JOB
Give the data below again, word for word.

── SOURCE DATA

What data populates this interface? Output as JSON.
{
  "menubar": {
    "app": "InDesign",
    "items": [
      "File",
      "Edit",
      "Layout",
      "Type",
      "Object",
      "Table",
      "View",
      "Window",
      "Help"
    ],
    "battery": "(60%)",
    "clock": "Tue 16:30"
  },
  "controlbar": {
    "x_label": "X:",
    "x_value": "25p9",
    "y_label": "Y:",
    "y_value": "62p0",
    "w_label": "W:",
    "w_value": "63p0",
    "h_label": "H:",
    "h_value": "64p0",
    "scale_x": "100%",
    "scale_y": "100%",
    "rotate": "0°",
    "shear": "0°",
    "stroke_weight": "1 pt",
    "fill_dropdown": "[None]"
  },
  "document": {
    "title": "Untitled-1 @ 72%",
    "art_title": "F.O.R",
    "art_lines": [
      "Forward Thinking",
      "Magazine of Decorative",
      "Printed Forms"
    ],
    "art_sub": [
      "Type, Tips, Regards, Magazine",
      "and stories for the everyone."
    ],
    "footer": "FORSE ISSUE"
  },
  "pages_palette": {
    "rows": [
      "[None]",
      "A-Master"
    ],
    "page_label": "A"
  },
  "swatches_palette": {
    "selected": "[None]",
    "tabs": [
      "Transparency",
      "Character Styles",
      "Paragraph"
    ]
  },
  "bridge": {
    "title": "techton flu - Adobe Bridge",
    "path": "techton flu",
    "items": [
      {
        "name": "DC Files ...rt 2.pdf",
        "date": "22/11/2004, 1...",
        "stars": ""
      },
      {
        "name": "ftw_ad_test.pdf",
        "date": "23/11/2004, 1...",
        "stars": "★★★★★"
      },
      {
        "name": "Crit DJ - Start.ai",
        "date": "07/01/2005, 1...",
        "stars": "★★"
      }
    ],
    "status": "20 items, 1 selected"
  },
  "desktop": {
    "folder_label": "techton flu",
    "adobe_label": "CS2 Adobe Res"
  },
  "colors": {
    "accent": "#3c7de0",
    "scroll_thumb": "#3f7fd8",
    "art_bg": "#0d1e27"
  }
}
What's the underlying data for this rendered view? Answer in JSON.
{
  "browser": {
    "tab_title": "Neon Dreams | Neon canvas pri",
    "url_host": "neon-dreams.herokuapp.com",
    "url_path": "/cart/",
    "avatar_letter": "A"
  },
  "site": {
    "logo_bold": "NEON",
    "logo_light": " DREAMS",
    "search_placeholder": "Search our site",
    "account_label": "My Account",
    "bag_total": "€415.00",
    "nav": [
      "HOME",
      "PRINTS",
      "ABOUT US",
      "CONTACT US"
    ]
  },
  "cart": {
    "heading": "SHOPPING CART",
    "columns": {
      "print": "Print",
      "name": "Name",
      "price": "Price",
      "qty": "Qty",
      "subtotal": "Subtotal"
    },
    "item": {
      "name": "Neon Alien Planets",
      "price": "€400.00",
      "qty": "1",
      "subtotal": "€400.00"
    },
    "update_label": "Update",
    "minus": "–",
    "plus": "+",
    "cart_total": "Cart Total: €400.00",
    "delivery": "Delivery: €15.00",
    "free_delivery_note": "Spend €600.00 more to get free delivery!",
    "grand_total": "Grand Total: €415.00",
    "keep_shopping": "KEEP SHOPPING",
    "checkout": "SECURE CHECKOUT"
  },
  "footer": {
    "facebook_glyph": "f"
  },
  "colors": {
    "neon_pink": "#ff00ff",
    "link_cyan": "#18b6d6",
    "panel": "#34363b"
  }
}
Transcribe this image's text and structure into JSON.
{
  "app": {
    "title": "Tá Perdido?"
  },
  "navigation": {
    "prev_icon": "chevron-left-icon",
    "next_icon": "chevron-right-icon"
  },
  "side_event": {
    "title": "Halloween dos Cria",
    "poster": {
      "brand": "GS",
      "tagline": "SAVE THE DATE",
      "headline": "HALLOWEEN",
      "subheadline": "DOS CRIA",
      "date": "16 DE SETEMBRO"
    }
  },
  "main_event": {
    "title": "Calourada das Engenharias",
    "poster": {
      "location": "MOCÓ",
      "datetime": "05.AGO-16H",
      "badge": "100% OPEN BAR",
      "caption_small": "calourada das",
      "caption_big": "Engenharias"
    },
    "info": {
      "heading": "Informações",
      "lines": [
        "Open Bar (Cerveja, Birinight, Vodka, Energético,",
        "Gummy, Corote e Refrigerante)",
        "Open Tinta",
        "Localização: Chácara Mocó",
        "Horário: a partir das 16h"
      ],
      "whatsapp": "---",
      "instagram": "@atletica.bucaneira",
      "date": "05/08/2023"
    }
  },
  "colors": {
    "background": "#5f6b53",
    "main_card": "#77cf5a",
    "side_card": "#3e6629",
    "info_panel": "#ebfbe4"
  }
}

────

EXERCISE RESULT
What data populates this interface? Output as JSON.
{
  "menubar": {
    "app": "InDesign",
    "items": [
      "File",
      "Edit",
      "Layout",
      "Type",
      "Object",
      "Table",
      "View",
      "Window",
      "Help"
    ],
    "battery": "(60%)",
    "clock": "Tue 16:30"
  },
  "controlbar": {
    "x_label": "X:",
    "x_value": "25p9",
    "y_label": "Y:",
    "y_value": "62p0",
    "w_label": "W:",
    "w_value": "63p0",
    "h_label": "H:",
    "h_value": "64p0",
    "scale_x": "100%",
    "scale_y": "100%",
    "rotate": "0°",
    "shear": "0°",
    "stroke_weight": "1 pt",
    "fill_dropdown": "[None]"
  },
  "document": {
    "title": "Untitled-1 @ 72%",
    "art_title": "F.O.R",
    "art_lines": [
      "Forward Thinking",
      "Magazine of Decorative",
      "Printed Forms"
    ],
    "art_sub": [
      "Type, Tips, Regards, Magazine",
      "and stories for the everyone."
    ],
    "footer": "FORSE ISSUE"
  },
  "pages_palette": {
    "rows": [
      "[None]",
      "A-Master"
    ],
    "page_label": "A"
  },
  "swatches_palette": {
    "selected": "[None]",
    "tabs": [
      "Transparency",
      "Character Styles",
      "Paragraph"
    ]
  },
  "bridge": {
    "title": "techton flu - Adobe Bridge",
    "path": "techton flu",
    "items": [
      {
        "name": "DC Files ...rt 2.pdf",
        "date": "22/11/2004, 1...",
        "stars": ""
      },
      {
        "name": "ftw_ad_test.pdf",
        "date": "23/11/2004, 1...",
        "stars": "★★★★★"
      },
      {
        "name": "Crit DJ - Start.ai",
        "date": "07/01/2005, 1...",
        "stars": "★★"
      }
    ],
    "status": "20 items, 1 selected"
  },
  "desktop": {
    "folder_label": "techton flu",
    "adobe_label": "CS2 Adobe Res"
  },
  "colors": {
    "accent": "#3c7de0",
    "scroll_thumb": "#3f7fd8",
    "art_bg": "#0d1e27"
  }
}
What's the underlying data for this rendered view? Answer in JSON.
{
  "browser": {
    "tab_title": "Neon Dreams | Neon canvas pri",
    "url_host": "neon-dreams.herokuapp.com",
    "url_path": "/cart/",
    "avatar_letter": "A"
  },
  "site": {
    "logo_bold": "NEON",
    "logo_light": " DREAMS",
    "search_placeholder": "Search our site",
    "account_label": "My Account",
    "bag_total": "€415.00",
    "nav": [
      "HOME",
      "PRINTS",
      "ABOUT US",
      "CONTACT US"
    ]
  },
  "cart": {
    "heading": "SHOPPING CART",
    "columns": {
      "print": "Print",
      "name": "Name",
      "price": "Price",
      "qty": "Qty",
      "subtotal": "Subtotal"
    },
    "item": {
      "name": "Neon Alien Planets",
      "price": "€400.00",
      "qty": "1",
      "subtotal": "€400.00"
    },
    "update_label": "Update",
    "minus": "–",
    "plus": "+",
    "cart_total": "Cart Total: €400.00",
    "delivery": "Delivery: €15.00",
    "free_delivery_note": "Spend €600.00 more to get free delivery!",
    "grand_total": "Grand Total: €415.00",
    "keep_shopping": "KEEP SHOPPING",
    "checkout": "SECURE CHECKOUT"
  },
  "footer": {
    "facebook_glyph": "f"
  },
  "colors": {
    "neon_pink": "#ff00ff",
    "link_cyan": "#18b6d6",
    "panel": "#34363b"
  }
}
Transcribe this image's text and structure into JSON.
{
  "app": {
    "title": "Tá Perdido?"
  },
  "navigation": {
    "prev_icon": "chevron-left-icon",
    "next_icon": "chevron-right-icon"
  },
  "side_event": {
    "title": "Halloween dos Cria",
    "poster": {
      "brand": "GS",
      "tagline": "SAVE THE DATE",
      "headline": "HALLOWEEN",
      "subheadline": "DOS CRIA",
      "date": "16 DE SETEMBRO"
    }
  },
  "main_event": {
    "title": "Calourada das Engenharias",
    "poster": {
      "location": "MOCÓ",
      "datetime": "05.AGO-16H",
      "badge": "100% OPEN BAR",
      "caption_small": "calourada das",
      "caption_big": "Engenharias"
    },
    "info": {
      "heading": "Informações",
      "lines": [
        "Open Bar (Cerveja, Birinight, Vodka, Energético,",
        "Gummy, Corote e Refrigerante)",
        "Open Tinta",
        "Localização: Chácara Mocó",
        "Horário: a partir das 16h"
      ],
      "whatsapp": "---",
      "instagram": "@atletica.bucaneira",
      "date": "05/08/2023"
    }
  },
  "colors": {
    "background": "#5f6b53",
    "main_card": "#77cf5a",
    "side_card": "#3e6629",
    "info_panel": "#ebfbe4"
  }
}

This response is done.